**WHAT IS REQUIRED**
Retype all the entries word for word, but omit the pictures.

**RECORDS TO USE**

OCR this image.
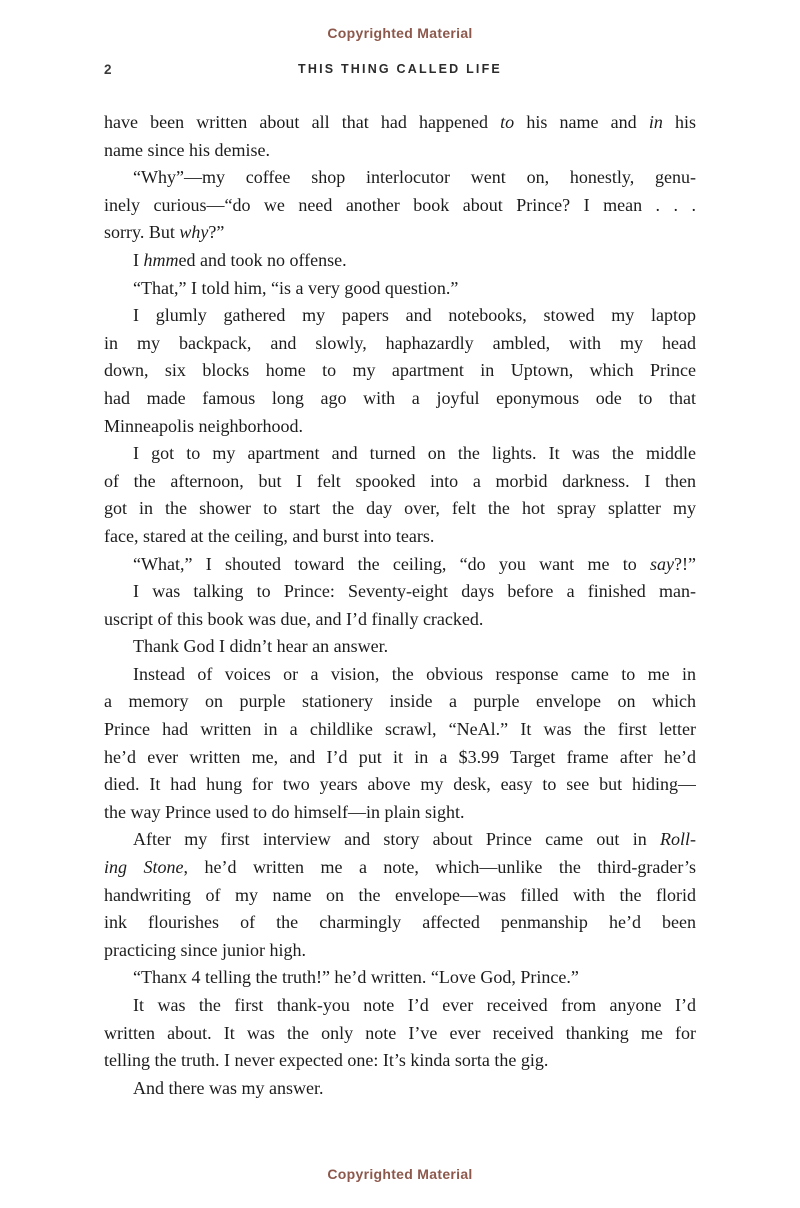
Copyrighted Material
2	THIS THING CALLED LIFE
have been written about all that had happened to his name and in his
name since his demise.
“Why”—my coffee shop interlocutor went on, honestly, genu-
inely curious—“do we need another book about Prince? I mean . . .
sorry. But why?”
I hmmed and took no offense.
“That,” I told him, “is a very good question.”
I glumly gathered my papers and notebooks, stowed my laptop
in my backpack, and slowly, haphazardly ambled, with my head
down, six blocks home to my apartment in Uptown, which Prince
had made famous long ago with a joyful eponymous ode to that
Minneapolis neighborhood.
I got to my apartment and turned on the lights. It was the middle
of the afternoon, but I felt spooked into a morbid darkness. I then
got in the shower to start the day over, felt the hot spray splatter my
face, stared at the ceiling, and burst into tears.
“What,” I shouted toward the ceiling, “do you want me to say?!”
I was talking to Prince: Seventy-eight days before a finished man-
uscript of this book was due, and I’d finally cracked.
Thank God I didn’t hear an answer.
Instead of voices or a vision, the obvious response came to me in
a memory on purple stationery inside a purple envelope on which
Prince had written in a childlike scrawl, “NeAl.” It was the first letter
he’d ever written me, and I’d put it in a $3.99 Target frame after he’d
died. It had hung for two years above my desk, easy to see but hiding—
the way Prince used to do himself—in plain sight.
After my first interview and story about Prince came out in Roll-
ing Stone, he’d written me a note, which—unlike the third-grader’s
handwriting of my name on the envelope—was filled with the florid
ink flourishes of the charmingly affected penmanship he’d been
practicing since junior high.
“Thanx 4 telling the truth!” he’d written. “Love God, Prince.”
It was the first thank-you note I’d ever received from anyone I’d
written about. It was the only note I’ve ever received thanking me for
telling the truth. I never expected one: It’s kinda sorta the gig.
And there was my answer.
Copyrighted Material
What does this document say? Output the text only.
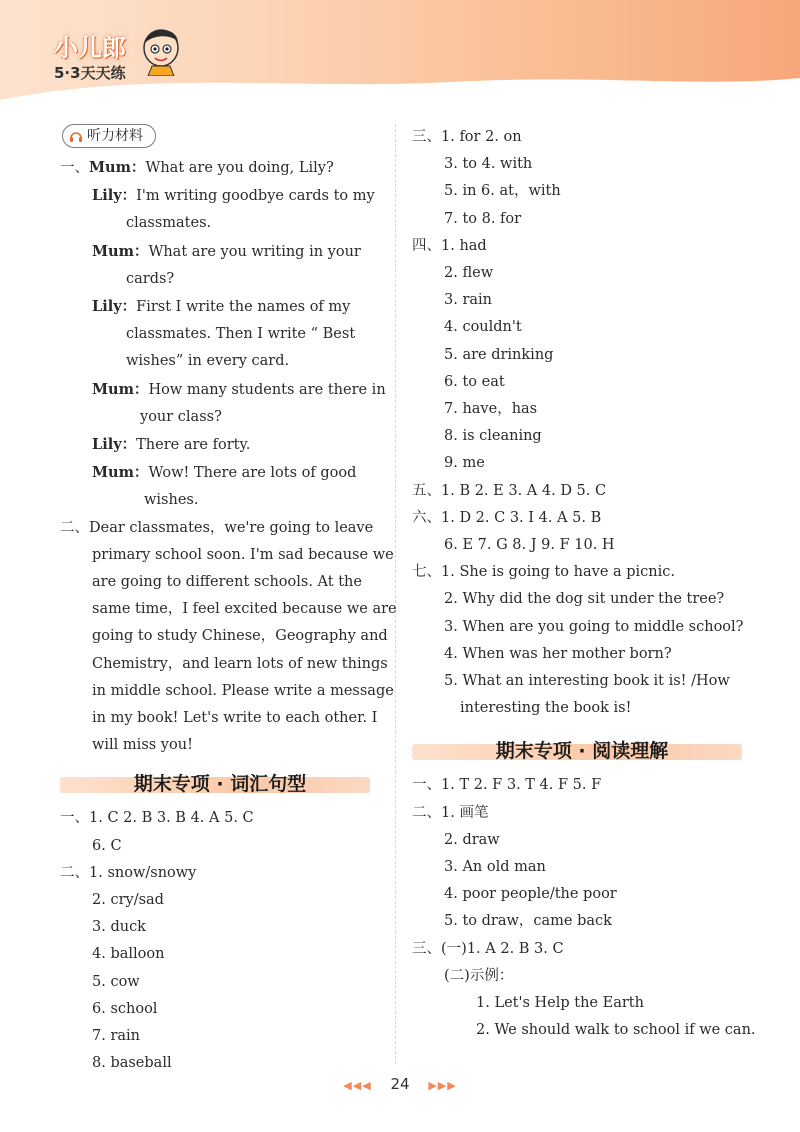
小儿郎
5·3天天练
听力材料
一、Mum：What are you doing, Lily?
Lily：I'm writing goodbye cards to my
classmates.
Mum：What are you writing in your
cards?
Lily：First I write the names of my
classmates. Then I write “ Best
wishes” in every card.
Mum：How many students are there in
your class?
Lily：There are forty.
Mum：Wow! There are lots of good
wishes.
二、Dear classmates，we're going to leave
primary school soon. I'm sad because we
are going to different schools. At the
same time，I feel excited because we are
going to study Chinese，Geography and
Chemistry，and learn lots of new things
in middle school. Please write a message
in my book! Let's write to each other. I
will miss you!
期末专项 · 词汇句型
一、1. C 2. B 3. B 4. A 5. C
6. C
二、1. snow/snowy
2. cry/sad
3. duck
4. balloon
5. cow
6. school
7. rain
8. baseball
三、1. for 2. on
3. to 4. with
5. in 6. at，with
7. to 8. for
四、1. had
2. flew
3. rain
4. couldn't
5. are drinking
6. to eat
7. have，has
8. is cleaning
9. me
五、1. B 2. E 3. A 4. D 5. C
六、1. D 2. C 3. I 4. A 5. B
6. E 7. G 8. J 9. F 10. H
七、1. She is going to have a picnic.
2. Why did the dog sit under the tree?
3. When are you going to middle school?
4. When was her mother born?
5. What an interesting book it is! /How
interesting the book is!
期末专项 · 阅读理解
一、1. T 2. F 3. T 4. F 5. F
二、1. 画笔
2. draw
3. An old man
4. poor people/the poor
5. to draw，came back
三、(一)1. A 2. B 3. C
(二)示例：
1. Let's Help the Earth
2. We should walk to school if we can.
◀◀◀ 24 ▶▶▶
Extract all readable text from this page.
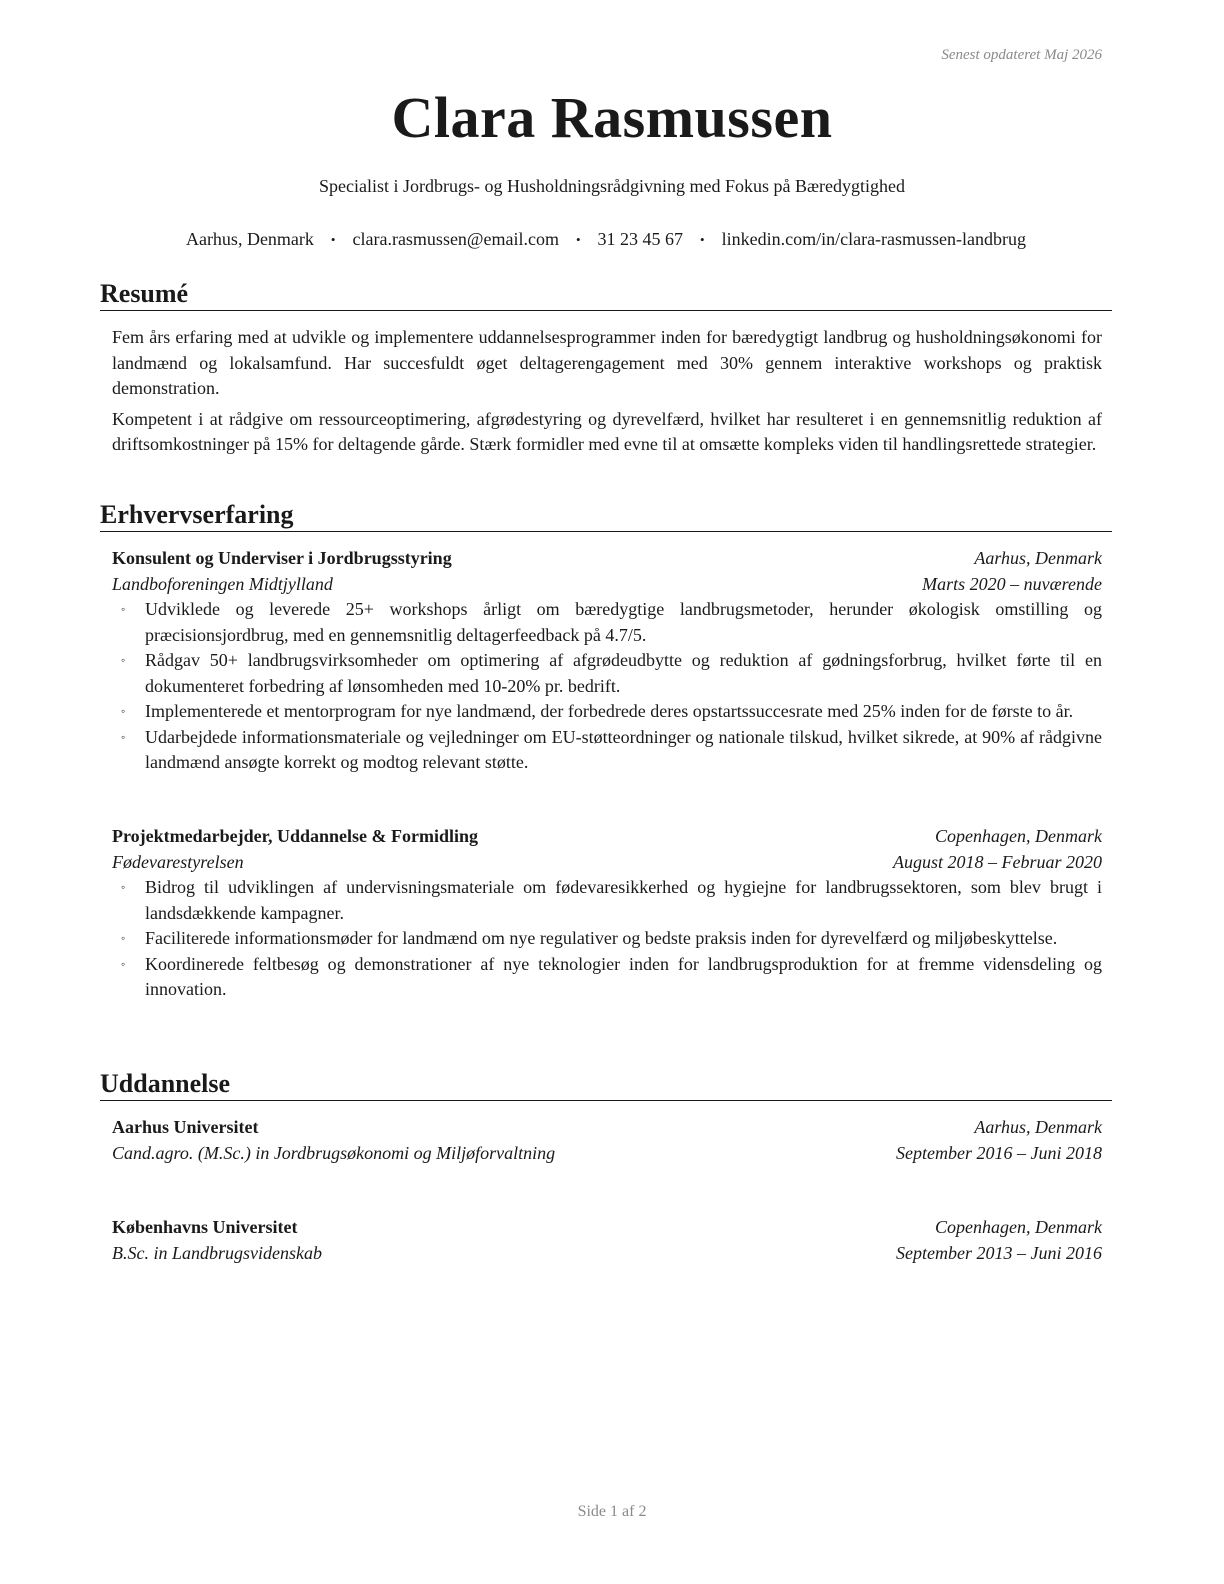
Senest opdateret Maj 2026
Clara Rasmussen
Specialist i Jordbrugs- og Husholdningsrådgivning med Fokus på Bæredygtighed
Aarhus, Denmark • clara.rasmussen@email.com • 31 23 45 67 • linkedin.com/in/clara-rasmussen-landbrug
Resumé

Fem års erfaring med at udvikle og implementere uddannelsesprogrammer inden for bæredygtigt landbrug og husholdningsøkonomi for landmænd og lokalsamfund. Har succesfuldt øget deltagerengagement med 30% gennem interaktive workshops og praktisk demonstration.

Kompetent i at rådgive om ressourceoptimering, afgrødestyring og dyrevelfærd, hvilket har resulteret i en gennemsnitlig reduktion af driftsomkostninger på 15% for deltagende gårde. Stærk formidler med evne til at omsætte kompleks viden til handlingsrettede strategier.

Erhvervserfaring
Konsulent og Underviser i Jordbrugsstyring	Aarhus, Denmark
Landboforeningen Midtjylland	Marts 2020 – nuværende
◦ Udviklede og leverede 25+ workshops årligt om bæredygtige landbrugsmetoder, herunder økologisk omstilling og præcisionsjordbrug, med en gennemsnitlig deltagerfeedback på 4.7/5.
◦ Rådgav 50+ landbrugsvirksomheder om optimering af afgrødeudbytte og reduktion af gødningsforbrug, hvilket førte til en dokumenteret forbedring af lønsomheden med 10-20% pr. bedrift.
◦ Implementerede et mentorprogram for nye landmænd, der forbedrede deres opstartssuccesrate med 25% inden for de første to år.
◦ Udarbejdede informationsmateriale og vejledninger om EU-støtteordninger og nationale tilskud, hvilket sikrede, at 90% af rådgivne landmænd ansøgte korrekt og modtog relevant støtte.
Projektmedarbejder, Uddannelse & Formidling	Copenhagen, Denmark
Fødevarestyrelsen	August 2018 – Februar 2020
◦ Bidrog til udviklingen af undervisningsmateriale om fødevaresikkerhed og hygiejne for landbrugssektoren, som blev brugt i landsdækkende kampagner.
◦ Faciliterede informationsmøder for landmænd om nye regulativer og bedste praksis inden for dyrevelfærd og miljøbeskyttelse.
◦ Koordinerede feltbesøg og demonstrationer af nye teknologier inden for landbrugsproduktion for at fremme vidensdeling og innovation.
Uddannelse
Aarhus Universitet	Aarhus, Denmark
Cand.agro. (M.Sc.) in Jordbrugsøkonomi og Miljøforvaltning	September 2016 – Juni 2018
Københavns Universitet	Copenhagen, Denmark
B.Sc. in Landbrugsvidenskab	September 2013 – Juni 2016
Side 1 af 2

**RESPONSE**
OCR this image.
Copyrighted Material
2	THIS THING CALLED LIFE
have been written about all that had happened to his name and in his
name since his demise.
“Why”—my coffee shop interlocutor went on, honestly, genu-
inely curious—“do we need another book about Prince? I mean . . .
sorry. But why?”
I hmmed and took no offense.
“That,” I told him, “is a very good question.”
I glumly gathered my papers and notebooks, stowed my laptop
in my backpack, and slowly, haphazardly ambled, with my head
down, six blocks home to my apartment in Uptown, which Prince
had made famous long ago with a joyful eponymous ode to that
Minneapolis neighborhood.
I got to my apartment and turned on the lights. It was the middle
of the afternoon, but I felt spooked into a morbid darkness. I then
got in the shower to start the day over, felt the hot spray splatter my
face, stared at the ceiling, and burst into tears.
“What,” I shouted toward the ceiling, “do you want me to say?!”
I was talking to Prince: Seventy-eight days before a finished man-
uscript of this book was due, and I’d finally cracked.
Thank God I didn’t hear an answer.
Instead of voices or a vision, the obvious response came to me in
a memory on purple stationery inside a purple envelope on which
Prince had written in a childlike scrawl, “NeAl.” It was the first letter
he’d ever written me, and I’d put it in a $3.99 Target frame after he’d
died. It had hung for two years above my desk, easy to see but hiding—
the way Prince used to do himself—in plain sight.
After my first interview and story about Prince came out in Roll-
ing Stone, he’d written me a note, which—unlike the third-grader’s
handwriting of my name on the envelope—was filled with the florid
ink flourishes of the charmingly affected penmanship he’d been
practicing since junior high.
“Thanx 4 telling the truth!” he’d written. “Love God, Prince.”
It was the first thank-you note I’d ever received from anyone I’d
written about. It was the only note I’ve ever received thanking me for
telling the truth. I never expected one: It’s kinda sorta the gig.
And there was my answer.
Copyrighted Material
What does this document say? Output the text only.
小儿郎
5·3天天练
听力材料
一、Mum：What are you doing, Lily?
Lily：I'm writing goodbye cards to my
classmates.
Mum：What are you writing in your
cards?
Lily：First I write the names of my
classmates. Then I write “ Best
wishes” in every card.
Mum：How many students are there in
your class?
Lily：There are forty.
Mum：Wow! There are lots of good
wishes.
二、Dear classmates，we're going to leave
primary school soon. I'm sad because we
are going to different schools. At the
same time，I feel excited because we are
going to study Chinese，Geography and
Chemistry，and learn lots of new things
in middle school. Please write a message
in my book! Let's write to each other. I
will miss you!
期末专项 · 词汇句型
一、1. C 2. B 3. B 4. A 5. C
6. C
二、1. snow/snowy
2. cry/sad
3. duck
4. balloon
5. cow
6. school
7. rain
8. baseball
三、1. for 2. on
3. to 4. with
5. in 6. at，with
7. to 8. for
四、1. had
2. flew
3. rain
4. couldn't
5. are drinking
6. to eat
7. have，has
8. is cleaning
9. me
五、1. B 2. E 3. A 4. D 5. C
六、1. D 2. C 3. I 4. A 5. B
6. E 7. G 8. J 9. F 10. H
七、1. She is going to have a picnic.
2. Why did the dog sit under the tree?
3. When are you going to middle school?
4. When was her mother born?
5. What an interesting book it is! /How
interesting the book is!
期末专项 · 阅读理解
一、1. T 2. F 3. T 4. F 5. F
二、1. 画笔
2. draw
3. An old man
4. poor people/the poor
5. to draw，came back
三、(一)1. A 2. B 3. C
(二)示例：
1. Let's Help the Earth
2. We should walk to school if we can.
◀◀◀ 24 ▶▶▶
Extract all readable text from this page.
Senest opdateret Maj 2026
Clara Rasmussen
Specialist i Jordbrugs- og Husholdningsrådgivning med Fokus på Bæredygtighed
Aarhus, Denmark • clara.rasmussen@email.com • 31 23 45 67 • linkedin.com/in/clara-rasmussen-landbrug
Resumé

Fem års erfaring med at udvikle og implementere uddannelsesprogrammer inden for bæredygtigt landbrug og husholdningsøkonomi for landmænd og lokalsamfund. Har succesfuldt øget deltagerengagement med 30% gennem interaktive workshops og praktisk demonstration.

Kompetent i at rådgive om ressourceoptimering, afgrødestyring og dyrevelfærd, hvilket har resulteret i en gennemsnitlig reduktion af driftsomkostninger på 15% for deltagende gårde. Stærk formidler med evne til at omsætte kompleks viden til handlingsrettede strategier.

Erhvervserfaring
Konsulent og Underviser i Jordbrugsstyring	Aarhus, Denmark
Landboforeningen Midtjylland	Marts 2020 – nuværende
◦ Udviklede og leverede 25+ workshops årligt om bæredygtige landbrugsmetoder, herunder økologisk omstilling og præcisionsjordbrug, med en gennemsnitlig deltagerfeedback på 4.7/5.
◦ Rådgav 50+ landbrugsvirksomheder om optimering af afgrødeudbytte og reduktion af gødningsforbrug, hvilket førte til en dokumenteret forbedring af lønsomheden med 10-20% pr. bedrift.
◦ Implementerede et mentorprogram for nye landmænd, der forbedrede deres opstartssuccesrate med 25% inden for de første to år.
◦ Udarbejdede informationsmateriale og vejledninger om EU-støtteordninger og nationale tilskud, hvilket sikrede, at 90% af rådgivne landmænd ansøgte korrekt og modtog relevant støtte.
Projektmedarbejder, Uddannelse & Formidling	Copenhagen, Denmark
Fødevarestyrelsen	August 2018 – Februar 2020
◦ Bidrog til udviklingen af undervisningsmateriale om fødevaresikkerhed og hygiejne for landbrugssektoren, som blev brugt i landsdækkende kampagner.
◦ Faciliterede informationsmøder for landmænd om nye regulativer og bedste praksis inden for dyrevelfærd og miljøbeskyttelse.
◦ Koordinerede feltbesøg og demonstrationer af nye teknologier inden for landbrugsproduktion for at fremme vidensdeling og innovation.
Uddannelse
Aarhus Universitet	Aarhus, Denmark
Cand.agro. (M.Sc.) in Jordbrugsøkonomi og Miljøforvaltning	September 2016 – Juni 2018
Københavns Universitet	Copenhagen, Denmark
B.Sc. in Landbrugsvidenskab	September 2013 – Juni 2016
Side 1 af 2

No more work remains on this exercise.